Do this: Begin at the line in the rows below that has "message-input[interactable]: Type...: [16, 1404, 932, 1518]" and stop after the line that has "message-text-wrap: Posisi dimana: [603, 471, 884, 515]". Rewrite those lines as a Markdown table with the columns Number and Line, leaving out any blank lines.

Listed entries:
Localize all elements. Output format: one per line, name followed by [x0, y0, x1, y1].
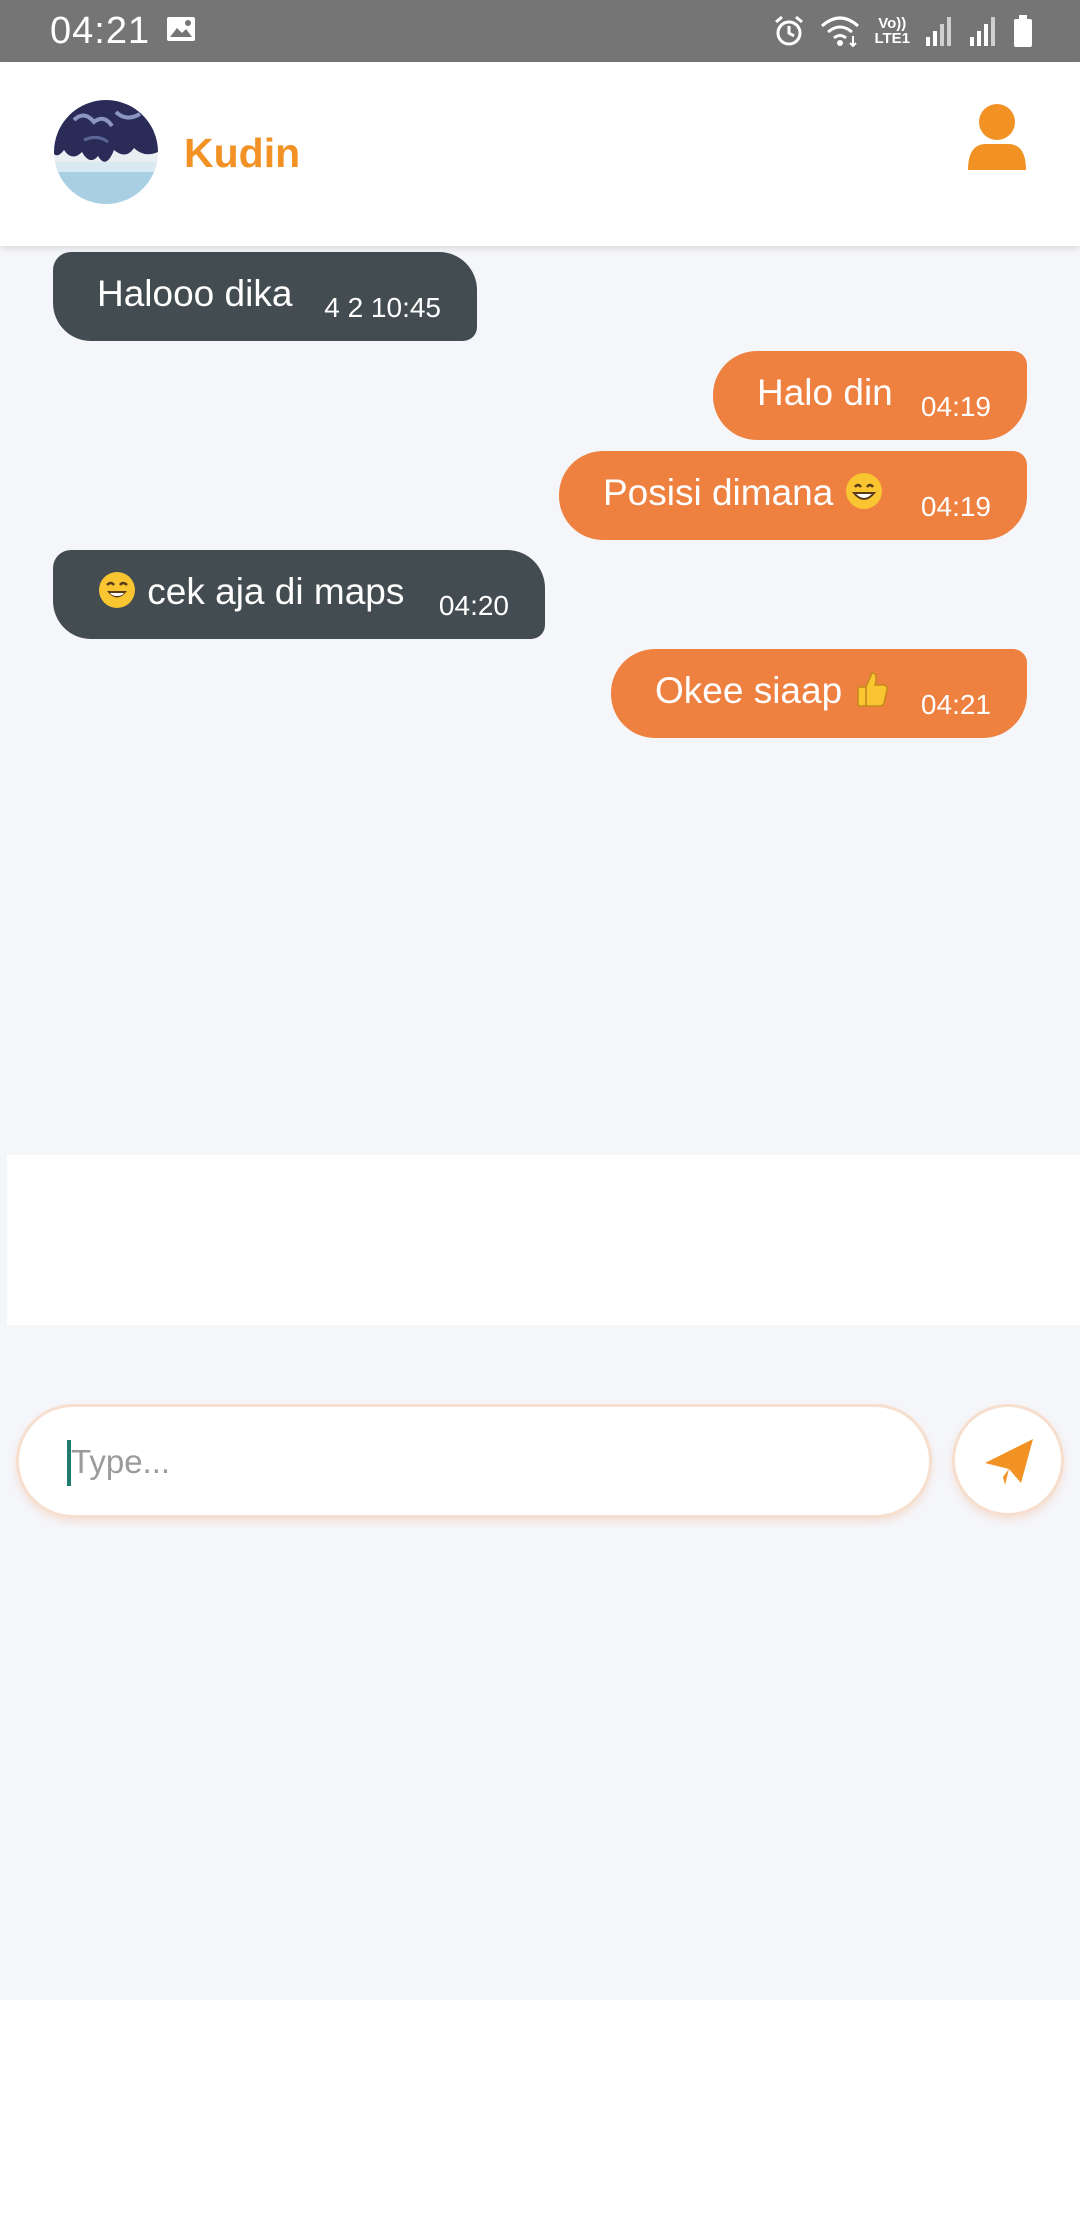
message-input[interactable]: Type...: [16, 1404, 932, 1518]
message-text: Halo din: [757, 372, 893, 413]
message-time: 04:19: [920, 491, 991, 522]
chat-header: Kudin: [0, 62, 1080, 246]
message-time: 04:21: [920, 689, 991, 720]
wifi-icon: [821, 16, 860, 48]
message-bubble-incoming[interactable]: cek aja di maps 04:20: [53, 550, 545, 639]
message-text: Okee siaap: [655, 670, 843, 711]
message-text: cek aja di maps: [147, 571, 405, 612]
bottom-panel: [0, 2000, 1080, 2220]
profile-button[interactable]: [964, 102, 1030, 174]
signal-icon-2: [970, 17, 995, 46]
signal-icon: [926, 17, 951, 46]
person-icon: [968, 104, 1026, 170]
message-list[interactable]: Halooo dika 4 2 10:45 Halo din 04:19 Pos…: [0, 246, 1080, 1152]
message-text: Halooo dika: [97, 273, 293, 314]
message-time: 04:19: [920, 391, 991, 422]
smiling-face-emoji-icon: [99, 572, 135, 608]
message-bubble-outgoing[interactable]: Okee siaap 04:21: [611, 649, 1027, 738]
message-bubble-outgoing[interactable]: Posisi dimana 04:19: [559, 451, 1027, 540]
volte-line1: Vo)): [878, 15, 907, 32]
avatar[interactable]: [54, 100, 158, 204]
white-panel: [7, 1155, 1080, 1325]
thumbs-up-emoji-icon: [857, 672, 889, 707]
message-text-wrap: cek aja di maps: [97, 570, 404, 614]
alarm-icon: [775, 15, 804, 46]
message-text-wrap: Okee siaap: [655, 669, 892, 713]
message-bubble-outgoing[interactable]: Halo din 04:19: [713, 351, 1027, 440]
paper-plane-icon: [985, 1439, 1033, 1485]
message-text: Posisi dimana: [603, 472, 834, 513]
volte-line2: LTE1: [874, 30, 910, 47]
battery-icon: [1014, 15, 1032, 47]
image-icon: [167, 17, 195, 41]
contact-name[interactable]: Kudin: [184, 128, 300, 178]
message-time: 04:20: [438, 590, 509, 621]
send-button[interactable]: [952, 1404, 1064, 1516]
message-time: 4 2 10:45: [324, 292, 441, 323]
message-text-wrap: Posisi dimana: [603, 471, 884, 515]
message-bubble-incoming[interactable]: Halooo dika 4 2 10:45: [53, 252, 477, 341]
message-input-placeholder: Type...: [71, 1443, 171, 1480]
avatar-image: [54, 100, 158, 204]
status-time: 04:21: [50, 10, 151, 52]
status-bar: 04:21 Vo)) LTE1: [0, 0, 1080, 62]
volte-indicator: Vo)) LTE1: [874, 16, 910, 46]
grinning-face-emoji-icon: [845, 473, 882, 509]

Reply to the exercise:
| Number | Line |
|---|---|
| 1 | message-input[interactable]: Type...: [16, 1404, 932, 1518] |
| 2 | message-text: Halo din: [757, 372, 893, 413] |
| 3 | message-time: 04:19: [920, 491, 991, 522] |
| 4 | chat-header: Kudin: [0, 62, 1080, 246] |
| 5 | message-time: 04:21: [920, 689, 991, 720] |
| 6 | wifi-icon: [821, 16, 860, 48] |
| 7 | message-bubble-incoming[interactable]: cek aja di maps 04:20: [53, 550, 545, 639] |
| 8 | message-text: Okee siaap: [655, 670, 843, 711] |
| 9 | message-text: cek aja di maps: [147, 571, 405, 612] |
| 10 | bottom-panel: [0, 2000, 1080, 2220] |
| 11 | profile-button[interactable]: [964, 102, 1030, 174] |
| 12 | signal-icon-2: [970, 17, 995, 46] |
| 13 | signal-icon: [926, 17, 951, 46] |
| 14 | person-icon: [968, 104, 1026, 170] |
| 15 | message-list[interactable]: Halooo dika 4 2 10:45 Halo din 04:19 Pos…: [0, 246, 1080, 1152] |
| 16 | message-text: Halooo dika: [97, 273, 293, 314] |
| 17 | message-time: 04:19: [920, 391, 991, 422] |
| 18 | smiling-face-emoji-icon: [99, 572, 135, 608] |
| 19 | message-bubble-outgoing[interactable]: Okee siaap 04:21: [611, 649, 1027, 738] |
| 20 | message-bubble-outgoing[interactable]: Posisi dimana 04:19: [559, 451, 1027, 540] |
| 21 | volte-line1: Vo)): [878, 15, 907, 32] |
| 22 | avatar[interactable]: [54, 100, 158, 204] |
| 23 | white-panel: [7, 1155, 1080, 1325] |
| 24 | thumbs-up-emoji-icon: [857, 672, 889, 707] |
| 25 | message-text-wrap: cek aja di maps: [97, 570, 404, 614] |
| 26 | alarm-icon: [775, 15, 804, 46] |
| 27 | message-text-wrap: Okee siaap: [655, 669, 892, 713] |
| 28 | message-bubble-outgoing[interactable]: Halo din 04:19: [713, 351, 1027, 440] |
| 29 | paper-plane-icon: [985, 1439, 1033, 1485] |
| 30 | message-text: Posisi dimana: [603, 472, 834, 513] |
| 31 | volte-line2: LTE1: [874, 30, 910, 47] |
| 32 | battery-icon: [1014, 15, 1032, 47] |
| 33 | image-icon: [167, 17, 195, 41] |
| 34 | contact-name[interactable]: Kudin: [184, 128, 300, 178] |
| 35 | message-time: 04:20: [438, 590, 509, 621] |
| 36 | send-button[interactable]: [952, 1404, 1064, 1516] |
| 37 | message-time: 4 2 10:45: [324, 292, 441, 323] |
| 38 | message-text-wrap: Posisi dimana: [603, 471, 884, 515] |